*** DATA PROVIDED ***

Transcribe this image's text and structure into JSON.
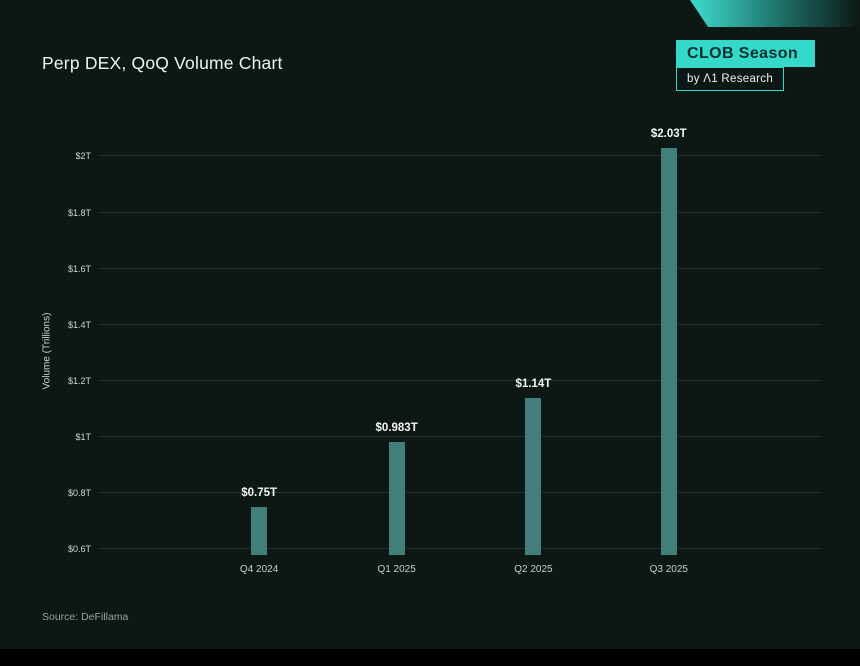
{
  "header": {
    "title": "Perp DEX, QoQ Volume Chart"
  },
  "branding": {
    "badge_label": "CLOB Season",
    "byline": "by Λ1 Research",
    "accent_color": "#35d9c9"
  },
  "chart_data": {
    "type": "bar",
    "title": "Perp DEX, QoQ Volume Chart",
    "categories": [
      "Q4 2024",
      "Q1 2025",
      "Q2 2025",
      "Q3 2025"
    ],
    "values": [
      0.75,
      0.983,
      1.14,
      2.03
    ],
    "value_labels": [
      "$0.75T",
      "$0.983T",
      "$1.14T",
      "$2.03T"
    ],
    "xlabel": "",
    "ylabel": "Volume (Trillions)",
    "yticks": [
      0.6,
      0.8,
      1.0,
      1.2,
      1.4,
      1.6,
      1.8,
      2.0
    ],
    "ytick_labels": [
      "$0.6T",
      "$0.8T",
      "$1T",
      "$1.2T",
      "$1.4T",
      "$1.6T",
      "$1.8T",
      "$2T"
    ],
    "ylim": [
      0.58,
      2.03
    ],
    "grid": true,
    "legend": false,
    "bar_color": "#41807a",
    "bar_centers_pct": [
      22.1,
      41.2,
      60.2,
      79.0
    ]
  },
  "footer": {
    "source": "Source: DeFillama"
  }
}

***

» **WHAT IS ASKED**
Reproduce the records verbatim, omitting all images they contain.

» **RESULT**
Transcribe this image's text and structure into JSON.
{
  "header": {
    "title": "Perp DEX, QoQ Volume Chart"
  },
  "branding": {
    "badge_label": "CLOB Season",
    "byline": "by Λ1 Research",
    "accent_color": "#35d9c9"
  },
  "chart_data": {
    "type": "bar",
    "title": "Perp DEX, QoQ Volume Chart",
    "categories": [
      "Q4 2024",
      "Q1 2025",
      "Q2 2025",
      "Q3 2025"
    ],
    "values": [
      0.75,
      0.983,
      1.14,
      2.03
    ],
    "value_labels": [
      "$0.75T",
      "$0.983T",
      "$1.14T",
      "$2.03T"
    ],
    "xlabel": "",
    "ylabel": "Volume (Trillions)",
    "yticks": [
      0.6,
      0.8,
      1.0,
      1.2,
      1.4,
      1.6,
      1.8,
      2.0
    ],
    "ytick_labels": [
      "$0.6T",
      "$0.8T",
      "$1T",
      "$1.2T",
      "$1.4T",
      "$1.6T",
      "$1.8T",
      "$2T"
    ],
    "ylim": [
      0.58,
      2.03
    ],
    "grid": true,
    "legend": false,
    "bar_color": "#41807a",
    "bar_centers_pct": [
      22.1,
      41.2,
      60.2,
      79.0
    ]
  },
  "footer": {
    "source": "Source: DeFillama"
  }
}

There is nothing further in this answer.